> **The exercise**
How many lines in the listing below include the word "work"? Reply with the count alone.

> **Material provided**

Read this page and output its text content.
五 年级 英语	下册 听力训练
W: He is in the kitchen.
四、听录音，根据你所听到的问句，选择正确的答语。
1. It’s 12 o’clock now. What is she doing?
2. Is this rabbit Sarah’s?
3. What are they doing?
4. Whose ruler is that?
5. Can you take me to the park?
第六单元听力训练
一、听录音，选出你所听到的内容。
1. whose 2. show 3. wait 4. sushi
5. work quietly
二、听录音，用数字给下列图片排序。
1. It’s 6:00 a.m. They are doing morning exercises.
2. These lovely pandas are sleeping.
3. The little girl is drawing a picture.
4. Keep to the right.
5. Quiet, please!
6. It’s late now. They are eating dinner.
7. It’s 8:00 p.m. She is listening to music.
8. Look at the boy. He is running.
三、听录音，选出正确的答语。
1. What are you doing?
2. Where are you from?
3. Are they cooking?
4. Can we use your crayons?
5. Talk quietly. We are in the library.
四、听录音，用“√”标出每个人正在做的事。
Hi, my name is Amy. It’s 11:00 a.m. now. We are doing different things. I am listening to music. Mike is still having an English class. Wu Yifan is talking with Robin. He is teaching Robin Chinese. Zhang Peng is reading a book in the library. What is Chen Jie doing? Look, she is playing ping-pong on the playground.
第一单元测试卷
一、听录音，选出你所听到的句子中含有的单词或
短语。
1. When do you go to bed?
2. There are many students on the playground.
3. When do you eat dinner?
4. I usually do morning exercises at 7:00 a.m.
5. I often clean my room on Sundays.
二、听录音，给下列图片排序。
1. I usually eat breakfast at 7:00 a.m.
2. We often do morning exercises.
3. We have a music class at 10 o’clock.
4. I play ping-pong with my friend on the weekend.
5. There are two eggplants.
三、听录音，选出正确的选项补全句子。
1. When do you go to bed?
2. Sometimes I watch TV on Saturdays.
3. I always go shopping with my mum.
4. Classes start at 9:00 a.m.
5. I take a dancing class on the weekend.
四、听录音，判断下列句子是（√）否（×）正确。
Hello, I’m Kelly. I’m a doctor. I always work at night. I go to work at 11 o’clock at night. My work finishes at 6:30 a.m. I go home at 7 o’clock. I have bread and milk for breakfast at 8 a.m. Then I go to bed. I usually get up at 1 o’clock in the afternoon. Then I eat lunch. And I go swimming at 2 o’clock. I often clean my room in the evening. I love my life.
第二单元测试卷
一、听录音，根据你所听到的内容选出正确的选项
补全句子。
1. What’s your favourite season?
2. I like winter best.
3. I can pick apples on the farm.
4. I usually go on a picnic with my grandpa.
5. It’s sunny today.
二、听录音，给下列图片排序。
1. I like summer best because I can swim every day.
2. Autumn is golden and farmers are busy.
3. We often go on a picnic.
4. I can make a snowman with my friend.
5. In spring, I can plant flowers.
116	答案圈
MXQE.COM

> **Solution to the problem**
2